» **ASSIGNMENT**: In full and without alteration, write out the data below.

» **Records from a data source**:
□ □ □ □

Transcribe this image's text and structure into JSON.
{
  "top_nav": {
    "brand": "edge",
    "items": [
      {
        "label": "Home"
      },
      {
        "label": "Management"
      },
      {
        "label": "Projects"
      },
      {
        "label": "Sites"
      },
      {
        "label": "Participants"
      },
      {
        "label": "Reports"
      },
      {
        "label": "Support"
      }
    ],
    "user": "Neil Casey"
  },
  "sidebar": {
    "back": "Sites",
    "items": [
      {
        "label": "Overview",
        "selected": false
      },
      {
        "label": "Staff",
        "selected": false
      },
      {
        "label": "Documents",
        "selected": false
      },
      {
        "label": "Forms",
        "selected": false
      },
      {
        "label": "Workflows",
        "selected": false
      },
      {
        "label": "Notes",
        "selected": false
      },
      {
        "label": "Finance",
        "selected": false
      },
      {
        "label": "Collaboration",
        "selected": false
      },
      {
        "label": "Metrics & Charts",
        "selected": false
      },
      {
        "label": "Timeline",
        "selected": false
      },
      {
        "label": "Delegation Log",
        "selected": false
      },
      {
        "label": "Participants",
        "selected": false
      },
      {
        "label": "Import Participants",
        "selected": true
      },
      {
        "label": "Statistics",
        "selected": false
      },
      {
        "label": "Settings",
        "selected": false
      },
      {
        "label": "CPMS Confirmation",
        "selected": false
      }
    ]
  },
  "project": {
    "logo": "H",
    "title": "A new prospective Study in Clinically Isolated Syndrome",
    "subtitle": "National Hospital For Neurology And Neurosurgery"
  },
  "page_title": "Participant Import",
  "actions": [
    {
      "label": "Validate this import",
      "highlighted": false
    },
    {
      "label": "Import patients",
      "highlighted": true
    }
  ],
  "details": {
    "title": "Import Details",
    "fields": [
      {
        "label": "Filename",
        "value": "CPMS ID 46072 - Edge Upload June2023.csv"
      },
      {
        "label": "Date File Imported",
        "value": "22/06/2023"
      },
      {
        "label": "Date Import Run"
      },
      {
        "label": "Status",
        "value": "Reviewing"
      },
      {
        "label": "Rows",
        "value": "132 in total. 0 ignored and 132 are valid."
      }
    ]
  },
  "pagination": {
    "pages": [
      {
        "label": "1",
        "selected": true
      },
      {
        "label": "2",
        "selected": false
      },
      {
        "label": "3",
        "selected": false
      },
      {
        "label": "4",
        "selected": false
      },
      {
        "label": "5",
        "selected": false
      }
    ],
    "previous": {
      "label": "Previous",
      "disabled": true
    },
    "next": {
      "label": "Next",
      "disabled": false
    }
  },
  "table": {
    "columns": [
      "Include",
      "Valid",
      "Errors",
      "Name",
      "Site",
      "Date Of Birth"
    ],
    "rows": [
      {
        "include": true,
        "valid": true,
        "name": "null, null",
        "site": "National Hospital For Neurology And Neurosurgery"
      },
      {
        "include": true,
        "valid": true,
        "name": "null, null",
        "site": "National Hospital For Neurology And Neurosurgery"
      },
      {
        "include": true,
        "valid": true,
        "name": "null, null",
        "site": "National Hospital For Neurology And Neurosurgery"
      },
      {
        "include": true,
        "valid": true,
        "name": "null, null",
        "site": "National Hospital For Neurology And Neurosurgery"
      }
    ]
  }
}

□ □ □ □

» **OUTPUT OF THE TASK**:
Transcribe this image's text and structure into JSON.
{
  "top_nav": {
    "brand": "edge",
    "items": [
      {
        "label": "Home"
      },
      {
        "label": "Management"
      },
      {
        "label": "Projects"
      },
      {
        "label": "Sites"
      },
      {
        "label": "Participants"
      },
      {
        "label": "Reports"
      },
      {
        "label": "Support"
      }
    ],
    "user": "Neil Casey"
  },
  "sidebar": {
    "back": "Sites",
    "items": [
      {
        "label": "Overview",
        "selected": false
      },
      {
        "label": "Staff",
        "selected": false
      },
      {
        "label": "Documents",
        "selected": false
      },
      {
        "label": "Forms",
        "selected": false
      },
      {
        "label": "Workflows",
        "selected": false
      },
      {
        "label": "Notes",
        "selected": false
      },
      {
        "label": "Finance",
        "selected": false
      },
      {
        "label": "Collaboration",
        "selected": false
      },
      {
        "label": "Metrics & Charts",
        "selected": false
      },
      {
        "label": "Timeline",
        "selected": false
      },
      {
        "label": "Delegation Log",
        "selected": false
      },
      {
        "label": "Participants",
        "selected": false
      },
      {
        "label": "Import Participants",
        "selected": true
      },
      {
        "label": "Statistics",
        "selected": false
      },
      {
        "label": "Settings",
        "selected": false
      },
      {
        "label": "CPMS Confirmation",
        "selected": false
      }
    ]
  },
  "project": {
    "logo": "H",
    "title": "A new prospective Study in Clinically Isolated Syndrome",
    "subtitle": "National Hospital For Neurology And Neurosurgery"
  },
  "page_title": "Participant Import",
  "actions": [
    {
      "label": "Validate this import",
      "highlighted": false
    },
    {
      "label": "Import patients",
      "highlighted": true
    }
  ],
  "details": {
    "title": "Import Details",
    "fields": [
      {
        "label": "Filename",
        "value": "CPMS ID 46072 - Edge Upload June2023.csv"
      },
      {
        "label": "Date File Imported",
        "value": "22/06/2023"
      },
      {
        "label": "Date Import Run"
      },
      {
        "label": "Status",
        "value": "Reviewing"
      },
      {
        "label": "Rows",
        "value": "132 in total. 0 ignored and 132 are valid."
      }
    ]
  },
  "pagination": {
    "pages": [
      {
        "label": "1",
        "selected": true
      },
      {
        "label": "2",
        "selected": false
      },
      {
        "label": "3",
        "selected": false
      },
      {
        "label": "4",
        "selected": false
      },
      {
        "label": "5",
        "selected": false
      }
    ],
    "previous": {
      "label": "Previous",
      "disabled": true
    },
    "next": {
      "label": "Next",
      "disabled": false
    }
  },
  "table": {
    "columns": [
      "Include",
      "Valid",
      "Errors",
      "Name",
      "Site",
      "Date Of Birth"
    ],
    "rows": [
      {
        "include": true,
        "valid": true,
        "name": "null, null",
        "site": "National Hospital For Neurology And Neurosurgery"
      },
      {
        "include": true,
        "valid": true,
        "name": "null, null",
        "site": "National Hospital For Neurology And Neurosurgery"
      },
      {
        "include": true,
        "valid": true,
        "name": "null, null",
        "site": "National Hospital For Neurology And Neurosurgery"
      },
      {
        "include": true,
        "valid": true,
        "name": "null, null",
        "site": "National Hospital For Neurology And Neurosurgery"
      }
    ]
  }
}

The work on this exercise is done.